Exercise input »

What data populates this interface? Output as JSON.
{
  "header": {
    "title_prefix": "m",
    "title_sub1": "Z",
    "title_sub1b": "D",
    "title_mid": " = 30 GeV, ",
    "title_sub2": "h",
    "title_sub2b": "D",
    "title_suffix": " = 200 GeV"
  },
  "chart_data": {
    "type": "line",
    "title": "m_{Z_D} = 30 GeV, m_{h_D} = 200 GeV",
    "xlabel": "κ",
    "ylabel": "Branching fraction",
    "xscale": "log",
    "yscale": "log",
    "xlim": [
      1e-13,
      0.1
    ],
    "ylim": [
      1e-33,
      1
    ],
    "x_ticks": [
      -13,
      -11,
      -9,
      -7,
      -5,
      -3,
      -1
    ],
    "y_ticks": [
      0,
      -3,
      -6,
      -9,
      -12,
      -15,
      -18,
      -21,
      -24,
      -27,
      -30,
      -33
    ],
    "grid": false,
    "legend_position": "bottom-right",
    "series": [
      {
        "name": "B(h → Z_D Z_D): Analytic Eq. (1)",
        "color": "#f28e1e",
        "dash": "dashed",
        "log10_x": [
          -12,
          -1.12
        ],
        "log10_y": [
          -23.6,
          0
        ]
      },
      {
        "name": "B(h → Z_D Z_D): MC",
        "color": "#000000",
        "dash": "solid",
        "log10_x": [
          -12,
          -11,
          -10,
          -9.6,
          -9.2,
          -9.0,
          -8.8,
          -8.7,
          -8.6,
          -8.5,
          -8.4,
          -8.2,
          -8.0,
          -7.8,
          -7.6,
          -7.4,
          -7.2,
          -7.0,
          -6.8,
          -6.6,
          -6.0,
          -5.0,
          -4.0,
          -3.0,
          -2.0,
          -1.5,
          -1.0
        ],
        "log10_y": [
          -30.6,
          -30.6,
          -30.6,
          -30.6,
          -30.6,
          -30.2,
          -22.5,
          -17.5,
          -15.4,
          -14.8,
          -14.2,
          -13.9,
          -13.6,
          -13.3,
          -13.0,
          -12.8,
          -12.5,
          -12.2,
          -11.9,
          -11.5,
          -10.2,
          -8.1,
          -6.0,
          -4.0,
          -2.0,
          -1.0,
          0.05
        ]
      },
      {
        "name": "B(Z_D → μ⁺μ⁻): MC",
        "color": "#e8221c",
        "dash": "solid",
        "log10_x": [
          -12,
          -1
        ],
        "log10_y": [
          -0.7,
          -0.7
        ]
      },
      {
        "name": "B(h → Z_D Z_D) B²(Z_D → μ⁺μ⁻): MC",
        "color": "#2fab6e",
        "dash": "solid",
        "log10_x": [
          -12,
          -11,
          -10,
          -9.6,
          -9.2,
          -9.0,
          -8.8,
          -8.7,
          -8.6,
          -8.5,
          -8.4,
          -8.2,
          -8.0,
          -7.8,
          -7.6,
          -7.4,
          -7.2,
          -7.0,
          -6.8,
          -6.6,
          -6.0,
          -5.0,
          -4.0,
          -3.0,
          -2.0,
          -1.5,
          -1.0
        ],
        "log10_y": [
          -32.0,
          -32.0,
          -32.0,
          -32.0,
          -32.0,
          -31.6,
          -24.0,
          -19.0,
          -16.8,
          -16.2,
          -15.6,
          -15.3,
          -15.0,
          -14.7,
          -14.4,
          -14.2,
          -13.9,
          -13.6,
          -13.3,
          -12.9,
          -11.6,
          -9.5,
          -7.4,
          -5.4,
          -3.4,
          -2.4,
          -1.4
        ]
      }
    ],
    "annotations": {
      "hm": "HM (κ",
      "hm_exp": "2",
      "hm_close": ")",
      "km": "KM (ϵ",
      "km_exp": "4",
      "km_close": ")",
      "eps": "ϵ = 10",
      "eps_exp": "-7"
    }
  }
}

Short problem »
Retype the listing exactly, in full.

Answer to the problem »
What data populates this interface? Output as JSON.
{
  "header": {
    "title_prefix": "m",
    "title_sub1": "Z",
    "title_sub1b": "D",
    "title_mid": " = 30 GeV, ",
    "title_sub2": "h",
    "title_sub2b": "D",
    "title_suffix": " = 200 GeV"
  },
  "chart_data": {
    "type": "line",
    "title": "m_{Z_D} = 30 GeV, m_{h_D} = 200 GeV",
    "xlabel": "κ",
    "ylabel": "Branching fraction",
    "xscale": "log",
    "yscale": "log",
    "xlim": [
      1e-13,
      0.1
    ],
    "ylim": [
      1e-33,
      1
    ],
    "x_ticks": [
      -13,
      -11,
      -9,
      -7,
      -5,
      -3,
      -1
    ],
    "y_ticks": [
      0,
      -3,
      -6,
      -9,
      -12,
      -15,
      -18,
      -21,
      -24,
      -27,
      -30,
      -33
    ],
    "grid": false,
    "legend_position": "bottom-right",
    "series": [
      {
        "name": "B(h → Z_D Z_D): Analytic Eq. (1)",
        "color": "#f28e1e",
        "dash": "dashed",
        "log10_x": [
          -12,
          -1.12
        ],
        "log10_y": [
          -23.6,
          0
        ]
      },
      {
        "name": "B(h → Z_D Z_D): MC",
        "color": "#000000",
        "dash": "solid",
        "log10_x": [
          -12,
          -11,
          -10,
          -9.6,
          -9.2,
          -9.0,
          -8.8,
          -8.7,
          -8.6,
          -8.5,
          -8.4,
          -8.2,
          -8.0,
          -7.8,
          -7.6,
          -7.4,
          -7.2,
          -7.0,
          -6.8,
          -6.6,
          -6.0,
          -5.0,
          -4.0,
          -3.0,
          -2.0,
          -1.5,
          -1.0
        ],
        "log10_y": [
          -30.6,
          -30.6,
          -30.6,
          -30.6,
          -30.6,
          -30.2,
          -22.5,
          -17.5,
          -15.4,
          -14.8,
          -14.2,
          -13.9,
          -13.6,
          -13.3,
          -13.0,
          -12.8,
          -12.5,
          -12.2,
          -11.9,
          -11.5,
          -10.2,
          -8.1,
          -6.0,
          -4.0,
          -2.0,
          -1.0,
          0.05
        ]
      },
      {
        "name": "B(Z_D → μ⁺μ⁻): MC",
        "color": "#e8221c",
        "dash": "solid",
        "log10_x": [
          -12,
          -1
        ],
        "log10_y": [
          -0.7,
          -0.7
        ]
      },
      {
        "name": "B(h → Z_D Z_D) B²(Z_D → μ⁺μ⁻): MC",
        "color": "#2fab6e",
        "dash": "solid",
        "log10_x": [
          -12,
          -11,
          -10,
          -9.6,
          -9.2,
          -9.0,
          -8.8,
          -8.7,
          -8.6,
          -8.5,
          -8.4,
          -8.2,
          -8.0,
          -7.8,
          -7.6,
          -7.4,
          -7.2,
          -7.0,
          -6.8,
          -6.6,
          -6.0,
          -5.0,
          -4.0,
          -3.0,
          -2.0,
          -1.5,
          -1.0
        ],
        "log10_y": [
          -32.0,
          -32.0,
          -32.0,
          -32.0,
          -32.0,
          -31.6,
          -24.0,
          -19.0,
          -16.8,
          -16.2,
          -15.6,
          -15.3,
          -15.0,
          -14.7,
          -14.4,
          -14.2,
          -13.9,
          -13.6,
          -13.3,
          -12.9,
          -11.6,
          -9.5,
          -7.4,
          -5.4,
          -3.4,
          -2.4,
          -1.4
        ]
      }
    ],
    "annotations": {
      "hm": "HM (κ",
      "hm_exp": "2",
      "hm_close": ")",
      "km": "KM (ϵ",
      "km_exp": "4",
      "km_close": ")",
      "eps": "ϵ = 10",
      "eps_exp": "-7"
    }
  }
}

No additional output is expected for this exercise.